▶ **Job**:
Write out the data again in full, exactly as it reads.
::: Input rows
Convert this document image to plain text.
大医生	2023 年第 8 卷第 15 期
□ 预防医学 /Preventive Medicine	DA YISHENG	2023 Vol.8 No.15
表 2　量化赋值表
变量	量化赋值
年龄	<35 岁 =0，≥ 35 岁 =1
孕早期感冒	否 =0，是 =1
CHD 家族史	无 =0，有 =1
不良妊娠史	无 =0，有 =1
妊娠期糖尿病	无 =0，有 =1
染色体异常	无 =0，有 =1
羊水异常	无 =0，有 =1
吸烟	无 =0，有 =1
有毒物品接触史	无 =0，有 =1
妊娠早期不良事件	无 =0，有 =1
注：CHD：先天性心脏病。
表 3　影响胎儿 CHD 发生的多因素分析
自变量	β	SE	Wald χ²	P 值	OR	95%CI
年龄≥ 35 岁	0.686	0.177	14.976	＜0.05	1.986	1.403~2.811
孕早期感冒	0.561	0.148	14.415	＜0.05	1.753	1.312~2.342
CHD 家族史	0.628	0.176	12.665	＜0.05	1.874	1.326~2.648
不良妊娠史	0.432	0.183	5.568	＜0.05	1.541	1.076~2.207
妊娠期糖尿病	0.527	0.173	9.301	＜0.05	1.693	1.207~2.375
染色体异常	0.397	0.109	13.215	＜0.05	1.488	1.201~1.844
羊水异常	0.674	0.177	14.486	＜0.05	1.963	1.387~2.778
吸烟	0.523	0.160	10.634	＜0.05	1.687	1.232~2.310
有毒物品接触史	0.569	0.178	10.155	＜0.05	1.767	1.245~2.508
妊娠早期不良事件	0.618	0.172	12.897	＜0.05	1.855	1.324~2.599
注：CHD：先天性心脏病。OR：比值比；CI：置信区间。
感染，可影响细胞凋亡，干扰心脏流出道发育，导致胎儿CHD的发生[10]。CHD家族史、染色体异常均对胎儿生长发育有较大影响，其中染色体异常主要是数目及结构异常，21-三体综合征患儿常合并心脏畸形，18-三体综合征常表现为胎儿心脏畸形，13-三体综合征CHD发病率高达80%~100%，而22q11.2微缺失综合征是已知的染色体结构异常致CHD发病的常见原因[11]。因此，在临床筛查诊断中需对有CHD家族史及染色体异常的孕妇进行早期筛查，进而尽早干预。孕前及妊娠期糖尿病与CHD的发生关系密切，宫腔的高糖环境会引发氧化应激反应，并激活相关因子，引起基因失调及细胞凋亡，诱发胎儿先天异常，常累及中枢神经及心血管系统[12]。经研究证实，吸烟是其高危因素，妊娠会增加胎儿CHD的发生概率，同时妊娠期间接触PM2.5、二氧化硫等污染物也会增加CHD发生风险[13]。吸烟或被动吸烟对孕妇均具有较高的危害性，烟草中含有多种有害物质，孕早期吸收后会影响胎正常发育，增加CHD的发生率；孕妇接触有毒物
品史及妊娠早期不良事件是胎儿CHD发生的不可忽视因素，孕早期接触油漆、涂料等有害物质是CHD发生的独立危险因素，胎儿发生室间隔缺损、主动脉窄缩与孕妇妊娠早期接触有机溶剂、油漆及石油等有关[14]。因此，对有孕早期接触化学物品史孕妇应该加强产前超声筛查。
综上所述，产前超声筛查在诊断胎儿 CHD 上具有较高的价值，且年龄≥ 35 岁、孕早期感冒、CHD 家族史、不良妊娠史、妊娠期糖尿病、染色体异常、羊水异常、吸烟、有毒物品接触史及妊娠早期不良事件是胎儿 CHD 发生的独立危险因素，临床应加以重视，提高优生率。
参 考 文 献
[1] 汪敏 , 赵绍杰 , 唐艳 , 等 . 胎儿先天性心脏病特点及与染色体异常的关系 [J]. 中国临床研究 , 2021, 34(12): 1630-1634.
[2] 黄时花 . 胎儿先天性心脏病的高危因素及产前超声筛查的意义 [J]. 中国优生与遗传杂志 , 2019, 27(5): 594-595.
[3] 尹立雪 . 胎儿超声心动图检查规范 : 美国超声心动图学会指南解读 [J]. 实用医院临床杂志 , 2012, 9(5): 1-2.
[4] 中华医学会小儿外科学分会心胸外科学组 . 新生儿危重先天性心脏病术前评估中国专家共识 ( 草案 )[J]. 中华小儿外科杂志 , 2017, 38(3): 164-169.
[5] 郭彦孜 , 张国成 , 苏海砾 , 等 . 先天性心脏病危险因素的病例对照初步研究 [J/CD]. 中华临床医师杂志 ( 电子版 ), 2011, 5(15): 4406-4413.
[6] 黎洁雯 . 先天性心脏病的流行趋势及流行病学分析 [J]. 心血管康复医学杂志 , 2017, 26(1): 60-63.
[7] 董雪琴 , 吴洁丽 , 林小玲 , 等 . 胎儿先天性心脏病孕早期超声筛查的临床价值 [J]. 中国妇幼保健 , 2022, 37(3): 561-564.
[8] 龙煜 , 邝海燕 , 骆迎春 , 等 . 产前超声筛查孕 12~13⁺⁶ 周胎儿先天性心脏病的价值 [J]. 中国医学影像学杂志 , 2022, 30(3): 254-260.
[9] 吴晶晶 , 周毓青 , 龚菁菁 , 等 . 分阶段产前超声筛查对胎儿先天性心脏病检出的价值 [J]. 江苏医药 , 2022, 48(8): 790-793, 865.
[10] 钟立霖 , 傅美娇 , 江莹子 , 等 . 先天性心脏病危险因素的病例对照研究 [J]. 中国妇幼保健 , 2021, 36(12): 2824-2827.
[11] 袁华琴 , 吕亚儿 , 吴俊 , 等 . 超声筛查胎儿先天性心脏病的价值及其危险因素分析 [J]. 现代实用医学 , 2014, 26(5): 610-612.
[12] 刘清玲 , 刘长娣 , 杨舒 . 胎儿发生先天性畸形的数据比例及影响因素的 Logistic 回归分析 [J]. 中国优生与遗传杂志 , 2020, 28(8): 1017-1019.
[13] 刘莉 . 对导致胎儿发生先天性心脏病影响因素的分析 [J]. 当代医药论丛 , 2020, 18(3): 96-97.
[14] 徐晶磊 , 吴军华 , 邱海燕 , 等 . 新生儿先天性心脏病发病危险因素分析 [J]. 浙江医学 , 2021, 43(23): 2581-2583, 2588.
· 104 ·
::::::
▶ **Response to the exercise**:
Convert this document image to plain text.
大医生	2023 年第 8 卷第 15 期
□ 预防医学 /Preventive Medicine	DA YISHENG	2023 Vol.8 No.15
表 2　量化赋值表
变量	量化赋值
年龄	<35 岁 =0，≥ 35 岁 =1
孕早期感冒	否 =0，是 =1
CHD 家族史	无 =0，有 =1
不良妊娠史	无 =0，有 =1
妊娠期糖尿病	无 =0，有 =1
染色体异常	无 =0，有 =1
羊水异常	无 =0，有 =1
吸烟	无 =0，有 =1
有毒物品接触史	无 =0，有 =1
妊娠早期不良事件	无 =0，有 =1
注：CHD：先天性心脏病。
表 3　影响胎儿 CHD 发生的多因素分析
自变量	β	SE	Wald χ²	P 值	OR	95%CI
年龄≥ 35 岁	0.686	0.177	14.976	＜0.05	1.986	1.403~2.811
孕早期感冒	0.561	0.148	14.415	＜0.05	1.753	1.312~2.342
CHD 家族史	0.628	0.176	12.665	＜0.05	1.874	1.326~2.648
不良妊娠史	0.432	0.183	5.568	＜0.05	1.541	1.076~2.207
妊娠期糖尿病	0.527	0.173	9.301	＜0.05	1.693	1.207~2.375
染色体异常	0.397	0.109	13.215	＜0.05	1.488	1.201~1.844
羊水异常	0.674	0.177	14.486	＜0.05	1.963	1.387~2.778
吸烟	0.523	0.160	10.634	＜0.05	1.687	1.232~2.310
有毒物品接触史	0.569	0.178	10.155	＜0.05	1.767	1.245~2.508
妊娠早期不良事件	0.618	0.172	12.897	＜0.05	1.855	1.324~2.599
注：CHD：先天性心脏病。OR：比值比；CI：置信区间。
感染，可影响细胞凋亡，干扰心脏流出道发育，导致胎儿CHD的发生[10]。CHD家族史、染色体异常均对胎儿生长发育有较大影响，其中染色体异常主要是数目及结构异常，21-三体综合征患儿常合并心脏畸形，18-三体综合征常表现为胎儿心脏畸形，13-三体综合征CHD发病率高达80%~100%，而22q11.2微缺失综合征是已知的染色体结构异常致CHD发病的常见原因[11]。因此，在临床筛查诊断中需对有CHD家族史及染色体异常的孕妇进行早期筛查，进而尽早干预。孕前及妊娠期糖尿病与CHD的发生关系密切，宫腔的高糖环境会引发氧化应激反应，并激活相关因子，引起基因失调及细胞凋亡，诱发胎儿先天异常，常累及中枢神经及心血管系统[12]。经研究证实，吸烟是其高危因素，妊娠会增加胎儿CHD的发生概率，同时妊娠期间接触PM2.5、二氧化硫等污染物也会增加CHD发生风险[13]。吸烟或被动吸烟对孕妇均具有较高的危害性，烟草中含有多种有害物质，孕早期吸收后会影响胎正常发育，增加CHD的发生率；孕妇接触有毒物
品史及妊娠早期不良事件是胎儿CHD发生的不可忽视因素，孕早期接触油漆、涂料等有害物质是CHD发生的独立危险因素，胎儿发生室间隔缺损、主动脉窄缩与孕妇妊娠早期接触有机溶剂、油漆及石油等有关[14]。因此，对有孕早期接触化学物品史孕妇应该加强产前超声筛查。
综上所述，产前超声筛查在诊断胎儿 CHD 上具有较高的价值，且年龄≥ 35 岁、孕早期感冒、CHD 家族史、不良妊娠史、妊娠期糖尿病、染色体异常、羊水异常、吸烟、有毒物品接触史及妊娠早期不良事件是胎儿 CHD 发生的独立危险因素，临床应加以重视，提高优生率。
参 考 文 献
[1] 汪敏 , 赵绍杰 , 唐艳 , 等 . 胎儿先天性心脏病特点及与染色体异常的关系 [J]. 中国临床研究 , 2021, 34(12): 1630-1634.
[2] 黄时花 . 胎儿先天性心脏病的高危因素及产前超声筛查的意义 [J]. 中国优生与遗传杂志 , 2019, 27(5): 594-595.
[3] 尹立雪 . 胎儿超声心动图检查规范 : 美国超声心动图学会指南解读 [J]. 实用医院临床杂志 , 2012, 9(5): 1-2.
[4] 中华医学会小儿外科学分会心胸外科学组 . 新生儿危重先天性心脏病术前评估中国专家共识 ( 草案 )[J]. 中华小儿外科杂志 , 2017, 38(3): 164-169.
[5] 郭彦孜 , 张国成 , 苏海砾 , 等 . 先天性心脏病危险因素的病例对照初步研究 [J/CD]. 中华临床医师杂志 ( 电子版 ), 2011, 5(15): 4406-4413.
[6] 黎洁雯 . 先天性心脏病的流行趋势及流行病学分析 [J]. 心血管康复医学杂志 , 2017, 26(1): 60-63.
[7] 董雪琴 , 吴洁丽 , 林小玲 , 等 . 胎儿先天性心脏病孕早期超声筛查的临床价值 [J]. 中国妇幼保健 , 2022, 37(3): 561-564.
[8] 龙煜 , 邝海燕 , 骆迎春 , 等 . 产前超声筛查孕 12~13⁺⁶ 周胎儿先天性心脏病的价值 [J]. 中国医学影像学杂志 , 2022, 30(3): 254-260.
[9] 吴晶晶 , 周毓青 , 龚菁菁 , 等 . 分阶段产前超声筛查对胎儿先天性心脏病检出的价值 [J]. 江苏医药 , 2022, 48(8): 790-793, 865.
[10] 钟立霖 , 傅美娇 , 江莹子 , 等 . 先天性心脏病危险因素的病例对照研究 [J]. 中国妇幼保健 , 2021, 36(12): 2824-2827.
[11] 袁华琴 , 吕亚儿 , 吴俊 , 等 . 超声筛查胎儿先天性心脏病的价值及其危险因素分析 [J]. 现代实用医学 , 2014, 26(5): 610-612.
[12] 刘清玲 , 刘长娣 , 杨舒 . 胎儿发生先天性畸形的数据比例及影响因素的 Logistic 回归分析 [J]. 中国优生与遗传杂志 , 2020, 28(8): 1017-1019.
[13] 刘莉 . 对导致胎儿发生先天性心脏病影响因素的分析 [J]. 当代医药论丛 , 2020, 18(3): 96-97.
[14] 徐晶磊 , 吴军华 , 邱海燕 , 等 . 新生儿先天性心脏病发病危险因素分析 [J]. 浙江医学 , 2021, 43(23): 2581-2583, 2588.
· 104 ·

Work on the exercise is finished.